## WORK TO BE COMPLETED
Scan the data. Collect each line that contains the word "true".

## SUPPLIED RECORDS
····················

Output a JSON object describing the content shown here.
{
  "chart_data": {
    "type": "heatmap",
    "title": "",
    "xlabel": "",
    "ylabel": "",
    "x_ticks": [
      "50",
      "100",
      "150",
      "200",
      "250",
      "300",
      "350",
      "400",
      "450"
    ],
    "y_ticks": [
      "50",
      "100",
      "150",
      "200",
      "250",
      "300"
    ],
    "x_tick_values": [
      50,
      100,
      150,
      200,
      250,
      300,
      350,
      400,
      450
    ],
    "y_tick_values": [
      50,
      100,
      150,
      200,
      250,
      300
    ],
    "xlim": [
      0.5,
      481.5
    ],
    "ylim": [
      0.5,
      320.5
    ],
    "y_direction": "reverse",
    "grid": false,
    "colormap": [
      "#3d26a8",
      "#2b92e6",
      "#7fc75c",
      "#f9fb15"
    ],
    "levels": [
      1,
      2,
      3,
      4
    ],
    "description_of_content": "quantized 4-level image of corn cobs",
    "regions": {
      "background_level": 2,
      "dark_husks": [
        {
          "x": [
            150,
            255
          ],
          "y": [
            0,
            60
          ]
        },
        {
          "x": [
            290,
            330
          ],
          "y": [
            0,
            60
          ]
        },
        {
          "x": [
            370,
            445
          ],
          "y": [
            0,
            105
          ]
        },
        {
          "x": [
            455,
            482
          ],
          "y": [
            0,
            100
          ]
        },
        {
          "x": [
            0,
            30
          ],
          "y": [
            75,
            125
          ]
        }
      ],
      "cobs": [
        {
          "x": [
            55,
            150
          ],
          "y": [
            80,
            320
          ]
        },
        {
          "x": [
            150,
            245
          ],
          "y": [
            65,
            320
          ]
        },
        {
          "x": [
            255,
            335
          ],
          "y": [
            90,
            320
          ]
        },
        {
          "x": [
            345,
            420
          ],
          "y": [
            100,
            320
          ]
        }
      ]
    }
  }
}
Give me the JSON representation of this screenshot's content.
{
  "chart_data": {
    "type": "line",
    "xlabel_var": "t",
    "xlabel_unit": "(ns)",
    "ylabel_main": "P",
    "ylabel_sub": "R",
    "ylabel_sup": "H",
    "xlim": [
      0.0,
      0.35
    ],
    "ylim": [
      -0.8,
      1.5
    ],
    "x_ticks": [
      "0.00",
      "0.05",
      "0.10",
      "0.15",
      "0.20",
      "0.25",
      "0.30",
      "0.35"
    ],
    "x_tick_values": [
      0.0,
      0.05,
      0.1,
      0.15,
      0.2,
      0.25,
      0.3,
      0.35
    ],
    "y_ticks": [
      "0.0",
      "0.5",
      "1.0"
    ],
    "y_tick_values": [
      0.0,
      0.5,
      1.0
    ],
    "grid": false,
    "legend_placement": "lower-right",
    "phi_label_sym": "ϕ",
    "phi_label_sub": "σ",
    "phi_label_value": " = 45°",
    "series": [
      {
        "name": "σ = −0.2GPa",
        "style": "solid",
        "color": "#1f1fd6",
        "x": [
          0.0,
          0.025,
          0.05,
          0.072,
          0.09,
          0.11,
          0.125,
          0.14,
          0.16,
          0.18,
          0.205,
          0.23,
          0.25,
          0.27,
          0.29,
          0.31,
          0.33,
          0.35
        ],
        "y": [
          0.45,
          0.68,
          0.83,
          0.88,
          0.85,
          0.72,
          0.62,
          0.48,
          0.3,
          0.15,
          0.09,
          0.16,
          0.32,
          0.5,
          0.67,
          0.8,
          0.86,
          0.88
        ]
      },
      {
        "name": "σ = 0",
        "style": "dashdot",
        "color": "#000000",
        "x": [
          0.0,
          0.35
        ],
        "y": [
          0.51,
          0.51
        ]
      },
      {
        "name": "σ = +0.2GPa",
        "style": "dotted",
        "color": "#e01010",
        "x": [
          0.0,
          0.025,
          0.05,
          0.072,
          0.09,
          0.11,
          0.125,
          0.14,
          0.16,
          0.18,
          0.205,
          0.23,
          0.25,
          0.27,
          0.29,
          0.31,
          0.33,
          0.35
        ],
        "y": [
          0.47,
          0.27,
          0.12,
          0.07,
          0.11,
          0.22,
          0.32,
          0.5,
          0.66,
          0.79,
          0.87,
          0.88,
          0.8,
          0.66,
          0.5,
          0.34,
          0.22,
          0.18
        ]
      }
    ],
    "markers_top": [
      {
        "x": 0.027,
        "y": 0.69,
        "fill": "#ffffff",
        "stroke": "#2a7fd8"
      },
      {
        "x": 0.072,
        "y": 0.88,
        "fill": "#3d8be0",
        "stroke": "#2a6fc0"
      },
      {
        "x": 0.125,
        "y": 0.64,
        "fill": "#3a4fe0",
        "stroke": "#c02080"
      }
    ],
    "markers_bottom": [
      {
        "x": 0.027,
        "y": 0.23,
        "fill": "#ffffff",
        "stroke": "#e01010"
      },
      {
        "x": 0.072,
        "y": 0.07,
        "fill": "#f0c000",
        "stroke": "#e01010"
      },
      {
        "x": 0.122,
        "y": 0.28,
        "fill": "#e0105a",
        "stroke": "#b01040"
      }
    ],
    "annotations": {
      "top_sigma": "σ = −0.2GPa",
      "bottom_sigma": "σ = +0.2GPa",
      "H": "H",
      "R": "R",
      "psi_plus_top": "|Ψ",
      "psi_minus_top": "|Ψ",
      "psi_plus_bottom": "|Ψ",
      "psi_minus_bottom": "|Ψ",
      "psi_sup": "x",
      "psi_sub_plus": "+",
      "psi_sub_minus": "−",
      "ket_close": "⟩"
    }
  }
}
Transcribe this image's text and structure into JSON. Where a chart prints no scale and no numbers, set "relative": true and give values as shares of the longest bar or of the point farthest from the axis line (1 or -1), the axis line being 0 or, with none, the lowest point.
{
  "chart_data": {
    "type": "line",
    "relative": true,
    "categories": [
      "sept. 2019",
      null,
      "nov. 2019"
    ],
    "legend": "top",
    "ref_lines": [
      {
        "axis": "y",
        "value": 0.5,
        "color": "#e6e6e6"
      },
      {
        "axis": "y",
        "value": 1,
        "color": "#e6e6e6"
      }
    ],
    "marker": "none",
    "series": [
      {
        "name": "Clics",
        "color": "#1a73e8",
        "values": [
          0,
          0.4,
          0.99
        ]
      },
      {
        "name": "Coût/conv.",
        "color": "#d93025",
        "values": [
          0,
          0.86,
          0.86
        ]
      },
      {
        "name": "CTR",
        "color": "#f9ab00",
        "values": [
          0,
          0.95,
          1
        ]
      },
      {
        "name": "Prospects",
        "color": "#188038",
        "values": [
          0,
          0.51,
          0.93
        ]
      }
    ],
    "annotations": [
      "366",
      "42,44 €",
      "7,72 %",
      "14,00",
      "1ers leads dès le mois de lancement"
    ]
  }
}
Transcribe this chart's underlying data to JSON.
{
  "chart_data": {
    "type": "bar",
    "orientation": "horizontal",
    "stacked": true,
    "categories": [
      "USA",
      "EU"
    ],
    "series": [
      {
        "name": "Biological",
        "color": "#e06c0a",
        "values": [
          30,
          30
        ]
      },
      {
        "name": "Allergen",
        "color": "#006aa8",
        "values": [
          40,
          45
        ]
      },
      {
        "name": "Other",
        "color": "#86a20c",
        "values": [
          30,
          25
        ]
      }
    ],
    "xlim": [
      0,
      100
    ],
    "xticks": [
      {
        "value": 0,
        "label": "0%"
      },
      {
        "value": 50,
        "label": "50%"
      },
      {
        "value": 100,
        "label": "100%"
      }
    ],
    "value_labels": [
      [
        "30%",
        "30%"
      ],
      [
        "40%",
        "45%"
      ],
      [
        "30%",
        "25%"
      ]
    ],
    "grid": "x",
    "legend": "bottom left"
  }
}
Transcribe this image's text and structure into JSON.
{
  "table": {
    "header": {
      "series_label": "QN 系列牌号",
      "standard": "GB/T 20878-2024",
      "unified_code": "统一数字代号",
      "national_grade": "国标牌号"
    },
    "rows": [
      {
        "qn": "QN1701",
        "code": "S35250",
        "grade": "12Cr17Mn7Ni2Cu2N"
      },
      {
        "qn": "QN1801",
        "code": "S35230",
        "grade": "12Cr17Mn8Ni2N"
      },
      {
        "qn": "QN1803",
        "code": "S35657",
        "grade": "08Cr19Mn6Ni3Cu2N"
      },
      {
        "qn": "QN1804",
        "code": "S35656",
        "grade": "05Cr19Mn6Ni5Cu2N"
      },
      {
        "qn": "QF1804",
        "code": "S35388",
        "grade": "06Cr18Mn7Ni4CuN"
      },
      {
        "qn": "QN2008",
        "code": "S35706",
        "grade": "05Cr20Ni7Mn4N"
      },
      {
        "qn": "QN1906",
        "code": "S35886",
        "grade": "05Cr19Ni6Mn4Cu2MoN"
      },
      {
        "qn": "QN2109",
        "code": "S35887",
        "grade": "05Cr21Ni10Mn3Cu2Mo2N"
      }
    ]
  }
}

····················

## RESPONSE TO THIS EXERCISE
Transcribe this image's text and structure into JSON. Where a chart prints no scale and no numbers, set "relative": true and give values as shares of the longest bar or of the point farthest from the axis line (1 or -1), the axis line being 0 or, with none, the lowest point.
    "relative": true,
    "stacked": true,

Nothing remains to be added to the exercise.